Records that describe figures
--- Begin ---
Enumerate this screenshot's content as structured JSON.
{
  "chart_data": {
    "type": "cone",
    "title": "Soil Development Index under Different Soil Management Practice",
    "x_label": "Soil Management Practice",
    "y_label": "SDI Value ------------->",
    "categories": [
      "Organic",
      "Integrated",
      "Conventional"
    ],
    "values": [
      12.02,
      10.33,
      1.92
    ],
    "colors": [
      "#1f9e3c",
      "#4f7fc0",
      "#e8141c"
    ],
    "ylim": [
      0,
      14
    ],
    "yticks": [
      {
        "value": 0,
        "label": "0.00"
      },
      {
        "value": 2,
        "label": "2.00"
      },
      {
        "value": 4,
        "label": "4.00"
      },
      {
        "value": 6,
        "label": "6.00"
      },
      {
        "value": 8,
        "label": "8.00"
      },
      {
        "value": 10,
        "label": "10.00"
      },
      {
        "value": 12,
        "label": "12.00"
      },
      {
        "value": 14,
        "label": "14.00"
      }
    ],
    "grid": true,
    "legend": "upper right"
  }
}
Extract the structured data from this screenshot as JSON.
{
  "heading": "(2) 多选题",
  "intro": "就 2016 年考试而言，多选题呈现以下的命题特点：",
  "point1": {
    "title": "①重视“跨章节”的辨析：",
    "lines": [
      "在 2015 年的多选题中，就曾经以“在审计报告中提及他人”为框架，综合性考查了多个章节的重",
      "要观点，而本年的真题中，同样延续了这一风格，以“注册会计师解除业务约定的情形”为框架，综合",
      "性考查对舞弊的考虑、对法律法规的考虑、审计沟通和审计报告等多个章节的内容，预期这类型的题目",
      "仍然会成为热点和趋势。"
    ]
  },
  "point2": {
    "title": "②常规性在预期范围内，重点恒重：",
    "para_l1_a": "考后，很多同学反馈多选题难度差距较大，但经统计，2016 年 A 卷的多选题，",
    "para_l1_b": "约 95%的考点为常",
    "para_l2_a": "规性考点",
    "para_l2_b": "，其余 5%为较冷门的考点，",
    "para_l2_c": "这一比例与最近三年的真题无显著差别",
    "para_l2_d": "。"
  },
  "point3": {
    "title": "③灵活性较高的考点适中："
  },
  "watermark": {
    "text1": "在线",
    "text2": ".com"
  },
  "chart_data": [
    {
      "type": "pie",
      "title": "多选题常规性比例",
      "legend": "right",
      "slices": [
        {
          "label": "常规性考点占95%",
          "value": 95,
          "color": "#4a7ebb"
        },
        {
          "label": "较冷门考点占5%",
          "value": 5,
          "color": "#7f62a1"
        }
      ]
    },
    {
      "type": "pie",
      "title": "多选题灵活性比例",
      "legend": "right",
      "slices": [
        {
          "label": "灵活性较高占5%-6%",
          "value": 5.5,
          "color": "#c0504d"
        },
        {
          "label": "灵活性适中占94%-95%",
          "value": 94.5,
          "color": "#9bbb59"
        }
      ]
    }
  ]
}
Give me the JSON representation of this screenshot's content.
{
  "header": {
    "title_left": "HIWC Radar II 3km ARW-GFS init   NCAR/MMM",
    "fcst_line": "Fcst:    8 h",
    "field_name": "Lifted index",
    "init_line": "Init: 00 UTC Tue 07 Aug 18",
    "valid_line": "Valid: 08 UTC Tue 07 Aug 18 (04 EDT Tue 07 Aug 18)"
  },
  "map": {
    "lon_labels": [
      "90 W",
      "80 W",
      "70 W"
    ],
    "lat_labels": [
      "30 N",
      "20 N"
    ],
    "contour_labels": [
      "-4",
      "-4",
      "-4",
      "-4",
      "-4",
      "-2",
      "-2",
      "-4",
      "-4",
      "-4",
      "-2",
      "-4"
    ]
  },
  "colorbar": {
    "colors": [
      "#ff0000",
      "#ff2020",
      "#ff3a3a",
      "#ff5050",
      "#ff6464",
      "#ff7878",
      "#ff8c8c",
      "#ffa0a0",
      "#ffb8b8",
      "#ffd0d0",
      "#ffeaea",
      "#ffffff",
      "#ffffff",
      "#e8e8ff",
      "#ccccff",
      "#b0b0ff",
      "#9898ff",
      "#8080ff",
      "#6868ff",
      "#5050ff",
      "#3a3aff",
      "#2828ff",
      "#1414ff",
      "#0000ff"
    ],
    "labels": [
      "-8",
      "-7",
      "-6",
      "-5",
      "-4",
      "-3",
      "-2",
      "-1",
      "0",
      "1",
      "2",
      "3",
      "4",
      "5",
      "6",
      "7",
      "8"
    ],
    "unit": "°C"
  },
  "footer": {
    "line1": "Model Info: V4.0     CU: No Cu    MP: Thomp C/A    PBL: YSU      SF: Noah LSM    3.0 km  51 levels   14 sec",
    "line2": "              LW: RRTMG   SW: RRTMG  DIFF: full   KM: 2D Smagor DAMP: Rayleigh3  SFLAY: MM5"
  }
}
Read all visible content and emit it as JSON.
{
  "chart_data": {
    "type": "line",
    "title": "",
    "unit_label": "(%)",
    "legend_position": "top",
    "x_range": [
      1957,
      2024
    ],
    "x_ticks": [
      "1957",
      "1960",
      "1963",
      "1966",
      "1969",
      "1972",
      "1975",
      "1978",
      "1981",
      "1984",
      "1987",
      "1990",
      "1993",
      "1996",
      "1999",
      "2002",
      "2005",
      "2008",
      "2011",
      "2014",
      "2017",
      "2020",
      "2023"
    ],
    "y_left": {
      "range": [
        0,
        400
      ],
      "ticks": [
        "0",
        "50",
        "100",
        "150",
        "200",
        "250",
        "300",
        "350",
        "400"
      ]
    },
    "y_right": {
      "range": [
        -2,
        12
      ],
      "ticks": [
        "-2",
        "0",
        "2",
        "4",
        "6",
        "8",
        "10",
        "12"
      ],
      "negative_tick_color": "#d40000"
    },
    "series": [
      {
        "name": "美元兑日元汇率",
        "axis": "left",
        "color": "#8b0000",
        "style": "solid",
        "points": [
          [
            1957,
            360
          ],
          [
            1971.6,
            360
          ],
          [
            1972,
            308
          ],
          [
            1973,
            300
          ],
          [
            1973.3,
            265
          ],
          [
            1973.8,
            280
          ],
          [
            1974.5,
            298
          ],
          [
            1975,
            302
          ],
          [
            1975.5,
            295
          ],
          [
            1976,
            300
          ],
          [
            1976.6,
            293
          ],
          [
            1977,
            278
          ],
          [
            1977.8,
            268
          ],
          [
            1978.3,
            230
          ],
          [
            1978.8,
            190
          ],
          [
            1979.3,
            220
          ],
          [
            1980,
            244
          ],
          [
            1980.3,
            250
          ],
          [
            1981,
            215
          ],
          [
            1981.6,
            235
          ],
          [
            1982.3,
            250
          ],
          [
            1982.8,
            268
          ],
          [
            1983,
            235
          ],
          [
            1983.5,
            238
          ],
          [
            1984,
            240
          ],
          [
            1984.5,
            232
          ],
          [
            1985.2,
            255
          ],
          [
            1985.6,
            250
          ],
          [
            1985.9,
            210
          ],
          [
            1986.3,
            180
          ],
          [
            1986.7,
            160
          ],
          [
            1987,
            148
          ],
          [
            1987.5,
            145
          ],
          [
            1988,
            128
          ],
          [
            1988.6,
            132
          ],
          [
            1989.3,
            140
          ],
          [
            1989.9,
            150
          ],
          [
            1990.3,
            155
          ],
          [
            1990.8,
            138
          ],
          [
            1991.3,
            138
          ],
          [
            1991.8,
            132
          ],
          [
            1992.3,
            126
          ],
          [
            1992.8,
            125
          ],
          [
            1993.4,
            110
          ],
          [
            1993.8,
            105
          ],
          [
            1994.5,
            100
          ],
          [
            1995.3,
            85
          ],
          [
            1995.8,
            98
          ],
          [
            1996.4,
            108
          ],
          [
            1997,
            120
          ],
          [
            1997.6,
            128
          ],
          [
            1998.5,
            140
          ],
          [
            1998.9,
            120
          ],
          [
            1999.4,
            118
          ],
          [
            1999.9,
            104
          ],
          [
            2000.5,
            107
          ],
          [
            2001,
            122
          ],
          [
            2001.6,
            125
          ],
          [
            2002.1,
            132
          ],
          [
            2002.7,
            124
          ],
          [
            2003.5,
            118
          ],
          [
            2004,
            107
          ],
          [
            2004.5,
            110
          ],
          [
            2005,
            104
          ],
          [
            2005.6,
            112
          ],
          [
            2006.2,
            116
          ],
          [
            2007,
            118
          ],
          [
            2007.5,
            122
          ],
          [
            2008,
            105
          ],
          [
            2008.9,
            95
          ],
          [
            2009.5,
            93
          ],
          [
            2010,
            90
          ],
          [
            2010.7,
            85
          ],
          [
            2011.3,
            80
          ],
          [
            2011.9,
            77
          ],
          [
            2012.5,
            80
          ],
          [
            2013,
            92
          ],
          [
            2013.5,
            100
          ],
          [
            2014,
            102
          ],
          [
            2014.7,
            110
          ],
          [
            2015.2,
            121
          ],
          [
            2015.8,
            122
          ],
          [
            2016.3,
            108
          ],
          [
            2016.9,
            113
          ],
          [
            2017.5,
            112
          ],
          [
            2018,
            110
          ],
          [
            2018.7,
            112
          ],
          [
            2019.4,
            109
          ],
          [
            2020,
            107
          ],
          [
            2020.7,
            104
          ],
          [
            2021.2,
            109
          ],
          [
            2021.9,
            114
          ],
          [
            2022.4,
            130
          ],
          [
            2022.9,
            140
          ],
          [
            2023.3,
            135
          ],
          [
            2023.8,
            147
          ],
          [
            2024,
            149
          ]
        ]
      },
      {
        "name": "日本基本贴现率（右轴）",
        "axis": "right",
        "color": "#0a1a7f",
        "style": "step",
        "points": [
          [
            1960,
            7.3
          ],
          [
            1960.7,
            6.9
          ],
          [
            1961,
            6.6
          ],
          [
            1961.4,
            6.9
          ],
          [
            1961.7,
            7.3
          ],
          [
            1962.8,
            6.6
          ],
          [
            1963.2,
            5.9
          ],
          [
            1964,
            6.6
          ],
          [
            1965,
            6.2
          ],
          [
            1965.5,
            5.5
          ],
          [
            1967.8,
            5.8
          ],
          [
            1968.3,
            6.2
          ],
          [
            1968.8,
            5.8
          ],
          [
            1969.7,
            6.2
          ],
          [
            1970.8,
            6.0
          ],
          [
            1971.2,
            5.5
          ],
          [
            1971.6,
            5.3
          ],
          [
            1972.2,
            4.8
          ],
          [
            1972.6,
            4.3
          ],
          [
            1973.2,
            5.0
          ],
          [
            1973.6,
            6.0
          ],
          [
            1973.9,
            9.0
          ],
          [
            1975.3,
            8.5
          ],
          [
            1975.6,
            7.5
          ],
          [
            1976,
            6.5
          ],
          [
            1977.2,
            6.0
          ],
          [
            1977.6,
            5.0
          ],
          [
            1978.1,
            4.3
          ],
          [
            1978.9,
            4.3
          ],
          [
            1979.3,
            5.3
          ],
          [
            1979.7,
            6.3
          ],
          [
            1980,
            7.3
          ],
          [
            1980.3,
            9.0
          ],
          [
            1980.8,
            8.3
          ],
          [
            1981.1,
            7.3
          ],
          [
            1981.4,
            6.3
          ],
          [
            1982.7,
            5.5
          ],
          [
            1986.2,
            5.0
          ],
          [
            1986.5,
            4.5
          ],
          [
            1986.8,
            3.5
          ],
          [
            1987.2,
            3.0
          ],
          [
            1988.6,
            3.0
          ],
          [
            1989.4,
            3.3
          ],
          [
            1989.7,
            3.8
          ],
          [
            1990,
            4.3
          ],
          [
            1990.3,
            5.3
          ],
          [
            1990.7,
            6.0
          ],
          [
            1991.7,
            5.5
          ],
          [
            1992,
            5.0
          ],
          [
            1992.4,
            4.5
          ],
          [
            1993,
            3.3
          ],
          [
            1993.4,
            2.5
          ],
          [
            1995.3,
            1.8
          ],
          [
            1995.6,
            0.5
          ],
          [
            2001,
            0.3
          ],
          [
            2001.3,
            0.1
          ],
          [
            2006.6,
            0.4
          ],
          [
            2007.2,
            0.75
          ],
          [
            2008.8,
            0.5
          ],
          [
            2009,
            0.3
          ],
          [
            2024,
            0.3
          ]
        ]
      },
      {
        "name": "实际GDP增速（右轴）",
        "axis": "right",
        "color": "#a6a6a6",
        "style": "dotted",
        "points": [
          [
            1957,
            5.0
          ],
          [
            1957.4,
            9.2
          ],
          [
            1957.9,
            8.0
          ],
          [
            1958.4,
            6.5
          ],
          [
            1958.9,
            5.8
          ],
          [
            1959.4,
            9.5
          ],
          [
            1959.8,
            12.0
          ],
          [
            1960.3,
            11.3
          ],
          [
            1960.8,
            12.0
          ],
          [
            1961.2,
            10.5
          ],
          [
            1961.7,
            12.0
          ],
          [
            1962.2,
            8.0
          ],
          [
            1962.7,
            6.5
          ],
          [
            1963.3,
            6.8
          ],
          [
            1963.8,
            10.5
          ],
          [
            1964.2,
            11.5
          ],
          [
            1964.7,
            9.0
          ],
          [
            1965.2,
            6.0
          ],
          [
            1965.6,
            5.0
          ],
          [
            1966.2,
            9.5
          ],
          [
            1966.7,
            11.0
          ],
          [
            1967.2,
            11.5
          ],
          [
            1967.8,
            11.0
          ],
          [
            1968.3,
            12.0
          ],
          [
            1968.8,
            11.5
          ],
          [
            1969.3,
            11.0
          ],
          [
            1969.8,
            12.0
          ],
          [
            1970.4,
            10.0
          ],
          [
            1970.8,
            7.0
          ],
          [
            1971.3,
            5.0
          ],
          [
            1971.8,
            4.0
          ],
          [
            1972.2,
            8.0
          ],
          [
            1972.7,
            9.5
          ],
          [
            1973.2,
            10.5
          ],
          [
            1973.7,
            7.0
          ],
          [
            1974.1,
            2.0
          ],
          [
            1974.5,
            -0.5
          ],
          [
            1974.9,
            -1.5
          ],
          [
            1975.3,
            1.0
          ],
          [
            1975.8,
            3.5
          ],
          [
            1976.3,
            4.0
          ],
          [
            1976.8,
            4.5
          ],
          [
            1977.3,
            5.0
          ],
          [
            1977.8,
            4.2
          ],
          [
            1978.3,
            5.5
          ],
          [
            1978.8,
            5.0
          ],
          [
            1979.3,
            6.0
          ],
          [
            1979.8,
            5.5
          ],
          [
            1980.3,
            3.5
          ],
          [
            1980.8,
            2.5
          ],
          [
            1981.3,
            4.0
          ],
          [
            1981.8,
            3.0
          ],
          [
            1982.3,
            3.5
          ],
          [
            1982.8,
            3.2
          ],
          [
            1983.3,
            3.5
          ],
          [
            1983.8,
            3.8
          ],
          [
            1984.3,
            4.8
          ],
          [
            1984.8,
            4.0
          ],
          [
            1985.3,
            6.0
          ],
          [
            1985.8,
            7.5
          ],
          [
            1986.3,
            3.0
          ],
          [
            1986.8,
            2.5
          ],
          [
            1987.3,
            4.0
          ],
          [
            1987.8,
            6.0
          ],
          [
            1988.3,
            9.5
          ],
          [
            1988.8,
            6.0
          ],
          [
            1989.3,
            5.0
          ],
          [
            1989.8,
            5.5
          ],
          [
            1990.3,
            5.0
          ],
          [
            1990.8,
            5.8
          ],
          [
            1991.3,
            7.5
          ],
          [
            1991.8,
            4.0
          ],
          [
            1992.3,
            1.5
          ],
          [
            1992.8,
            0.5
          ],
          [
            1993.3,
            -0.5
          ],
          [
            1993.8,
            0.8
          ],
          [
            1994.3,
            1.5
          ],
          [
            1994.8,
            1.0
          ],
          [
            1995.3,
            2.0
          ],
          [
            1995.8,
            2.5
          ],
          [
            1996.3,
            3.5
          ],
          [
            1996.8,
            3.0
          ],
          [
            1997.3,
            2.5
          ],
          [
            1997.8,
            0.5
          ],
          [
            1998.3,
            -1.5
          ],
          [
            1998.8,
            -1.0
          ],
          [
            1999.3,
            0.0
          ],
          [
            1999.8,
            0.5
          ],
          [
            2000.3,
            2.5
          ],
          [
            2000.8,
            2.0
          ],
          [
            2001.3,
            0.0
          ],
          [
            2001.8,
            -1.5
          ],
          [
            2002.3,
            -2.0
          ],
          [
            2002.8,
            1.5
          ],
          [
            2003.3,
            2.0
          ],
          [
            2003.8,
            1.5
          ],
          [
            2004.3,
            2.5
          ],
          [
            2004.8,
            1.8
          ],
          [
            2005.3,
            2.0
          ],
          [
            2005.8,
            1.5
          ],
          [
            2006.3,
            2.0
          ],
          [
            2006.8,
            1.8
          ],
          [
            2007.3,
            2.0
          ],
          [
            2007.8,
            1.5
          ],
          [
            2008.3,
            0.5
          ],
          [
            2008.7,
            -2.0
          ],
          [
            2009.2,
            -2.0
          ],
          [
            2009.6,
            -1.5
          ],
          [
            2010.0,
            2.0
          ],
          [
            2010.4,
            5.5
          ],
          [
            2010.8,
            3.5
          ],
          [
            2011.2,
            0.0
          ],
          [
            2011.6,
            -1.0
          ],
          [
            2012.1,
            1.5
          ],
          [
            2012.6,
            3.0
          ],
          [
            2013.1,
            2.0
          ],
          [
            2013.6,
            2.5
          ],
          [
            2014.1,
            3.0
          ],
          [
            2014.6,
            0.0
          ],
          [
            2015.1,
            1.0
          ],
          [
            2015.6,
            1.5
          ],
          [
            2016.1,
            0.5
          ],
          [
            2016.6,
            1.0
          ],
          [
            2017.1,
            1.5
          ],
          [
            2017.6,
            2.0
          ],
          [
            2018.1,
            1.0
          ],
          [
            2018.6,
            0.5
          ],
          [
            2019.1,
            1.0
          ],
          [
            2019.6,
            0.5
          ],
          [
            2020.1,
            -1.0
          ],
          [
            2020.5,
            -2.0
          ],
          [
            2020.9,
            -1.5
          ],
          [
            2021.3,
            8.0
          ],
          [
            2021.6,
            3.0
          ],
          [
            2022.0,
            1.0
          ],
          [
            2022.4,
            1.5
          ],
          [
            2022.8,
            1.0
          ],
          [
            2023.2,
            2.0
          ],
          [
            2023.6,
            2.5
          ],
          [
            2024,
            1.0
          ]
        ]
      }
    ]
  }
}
--- End ---
Report the number of lines containing the string "JSON" and add nothing to it.

THE REPLY :: 4